**Exercise task**
Read through the entries below and return each line with the word "USDT".

>> Begin Material for this task

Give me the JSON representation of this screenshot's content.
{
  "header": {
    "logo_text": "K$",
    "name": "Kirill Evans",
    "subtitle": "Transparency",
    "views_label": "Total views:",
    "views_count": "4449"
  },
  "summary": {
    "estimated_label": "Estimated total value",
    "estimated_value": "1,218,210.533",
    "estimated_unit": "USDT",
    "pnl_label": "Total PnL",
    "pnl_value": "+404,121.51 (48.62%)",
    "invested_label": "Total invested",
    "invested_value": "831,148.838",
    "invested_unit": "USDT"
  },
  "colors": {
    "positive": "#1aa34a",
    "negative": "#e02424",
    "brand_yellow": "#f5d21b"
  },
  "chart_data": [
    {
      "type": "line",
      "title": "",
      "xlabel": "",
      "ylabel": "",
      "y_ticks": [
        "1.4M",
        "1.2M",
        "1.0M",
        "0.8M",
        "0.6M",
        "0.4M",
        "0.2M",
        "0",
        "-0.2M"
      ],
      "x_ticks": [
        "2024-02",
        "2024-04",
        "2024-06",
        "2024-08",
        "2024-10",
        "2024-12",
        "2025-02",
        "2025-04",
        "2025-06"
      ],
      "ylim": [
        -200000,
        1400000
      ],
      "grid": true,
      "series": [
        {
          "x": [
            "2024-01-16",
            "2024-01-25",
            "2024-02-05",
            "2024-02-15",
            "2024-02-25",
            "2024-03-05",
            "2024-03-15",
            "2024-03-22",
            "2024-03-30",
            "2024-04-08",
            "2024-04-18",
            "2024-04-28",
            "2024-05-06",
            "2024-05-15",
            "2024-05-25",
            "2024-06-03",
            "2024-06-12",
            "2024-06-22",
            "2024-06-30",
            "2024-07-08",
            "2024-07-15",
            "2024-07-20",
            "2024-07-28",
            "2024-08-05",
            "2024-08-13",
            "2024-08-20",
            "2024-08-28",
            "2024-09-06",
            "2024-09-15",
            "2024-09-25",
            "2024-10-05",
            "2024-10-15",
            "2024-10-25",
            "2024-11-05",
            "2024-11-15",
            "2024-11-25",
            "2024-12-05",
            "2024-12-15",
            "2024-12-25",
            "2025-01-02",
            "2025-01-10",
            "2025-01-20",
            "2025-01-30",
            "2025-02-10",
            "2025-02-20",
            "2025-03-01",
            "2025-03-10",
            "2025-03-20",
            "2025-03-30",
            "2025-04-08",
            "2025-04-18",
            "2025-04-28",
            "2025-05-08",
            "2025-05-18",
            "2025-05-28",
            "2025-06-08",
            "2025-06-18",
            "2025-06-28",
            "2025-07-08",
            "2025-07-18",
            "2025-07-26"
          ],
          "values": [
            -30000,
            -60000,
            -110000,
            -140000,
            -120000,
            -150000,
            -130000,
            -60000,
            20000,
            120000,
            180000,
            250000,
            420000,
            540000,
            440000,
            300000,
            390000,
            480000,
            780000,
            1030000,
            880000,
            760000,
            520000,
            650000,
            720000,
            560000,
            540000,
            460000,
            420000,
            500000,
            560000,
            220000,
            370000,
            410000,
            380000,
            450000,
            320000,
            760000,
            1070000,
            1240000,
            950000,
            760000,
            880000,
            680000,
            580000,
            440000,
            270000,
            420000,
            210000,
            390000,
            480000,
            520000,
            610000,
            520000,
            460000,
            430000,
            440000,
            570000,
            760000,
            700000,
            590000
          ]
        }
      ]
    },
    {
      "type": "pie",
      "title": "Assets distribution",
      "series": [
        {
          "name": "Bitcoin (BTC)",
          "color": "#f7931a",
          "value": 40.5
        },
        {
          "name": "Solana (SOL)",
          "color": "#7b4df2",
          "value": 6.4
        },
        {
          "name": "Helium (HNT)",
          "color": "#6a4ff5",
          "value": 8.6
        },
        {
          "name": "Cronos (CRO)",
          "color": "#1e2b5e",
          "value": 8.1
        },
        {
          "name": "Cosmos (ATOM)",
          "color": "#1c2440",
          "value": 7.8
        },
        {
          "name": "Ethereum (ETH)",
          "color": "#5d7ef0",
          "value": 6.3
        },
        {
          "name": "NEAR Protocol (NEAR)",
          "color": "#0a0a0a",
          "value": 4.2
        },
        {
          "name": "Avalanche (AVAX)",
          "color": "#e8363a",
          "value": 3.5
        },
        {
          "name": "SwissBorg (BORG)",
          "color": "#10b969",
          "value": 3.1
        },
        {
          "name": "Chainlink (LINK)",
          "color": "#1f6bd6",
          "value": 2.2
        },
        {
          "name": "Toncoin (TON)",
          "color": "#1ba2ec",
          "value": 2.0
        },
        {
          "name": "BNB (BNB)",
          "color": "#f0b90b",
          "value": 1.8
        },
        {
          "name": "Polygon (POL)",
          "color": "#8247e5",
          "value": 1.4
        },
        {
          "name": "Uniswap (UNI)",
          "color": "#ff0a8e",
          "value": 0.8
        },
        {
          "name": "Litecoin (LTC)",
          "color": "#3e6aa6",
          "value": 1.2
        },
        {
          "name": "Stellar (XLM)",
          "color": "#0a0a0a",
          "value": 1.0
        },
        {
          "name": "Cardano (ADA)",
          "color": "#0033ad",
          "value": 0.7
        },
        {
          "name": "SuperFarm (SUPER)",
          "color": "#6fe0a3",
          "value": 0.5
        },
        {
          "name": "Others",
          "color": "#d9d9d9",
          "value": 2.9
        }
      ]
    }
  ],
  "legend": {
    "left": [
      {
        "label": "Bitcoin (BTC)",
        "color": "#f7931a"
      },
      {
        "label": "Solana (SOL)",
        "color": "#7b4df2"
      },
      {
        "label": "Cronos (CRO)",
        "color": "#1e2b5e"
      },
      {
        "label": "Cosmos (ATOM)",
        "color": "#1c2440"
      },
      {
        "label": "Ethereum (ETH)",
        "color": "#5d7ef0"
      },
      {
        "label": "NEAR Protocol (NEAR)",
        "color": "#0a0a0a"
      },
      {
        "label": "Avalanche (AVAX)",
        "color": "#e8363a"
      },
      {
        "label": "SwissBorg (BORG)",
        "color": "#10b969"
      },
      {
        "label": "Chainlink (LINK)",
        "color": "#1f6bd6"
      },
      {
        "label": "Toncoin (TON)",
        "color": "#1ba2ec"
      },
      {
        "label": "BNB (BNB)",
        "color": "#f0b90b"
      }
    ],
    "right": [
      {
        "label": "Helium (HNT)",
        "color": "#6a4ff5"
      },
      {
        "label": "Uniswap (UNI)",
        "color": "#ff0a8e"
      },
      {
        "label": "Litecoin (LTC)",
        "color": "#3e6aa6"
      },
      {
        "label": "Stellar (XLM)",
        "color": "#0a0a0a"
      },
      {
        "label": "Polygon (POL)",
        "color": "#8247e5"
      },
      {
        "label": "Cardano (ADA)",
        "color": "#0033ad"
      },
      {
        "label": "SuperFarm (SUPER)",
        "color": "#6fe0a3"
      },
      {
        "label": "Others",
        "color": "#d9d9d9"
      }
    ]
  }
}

>> End Material for this task

**Answer**
    "estimated_unit": "USDT",
    "invested_unit": "USDT"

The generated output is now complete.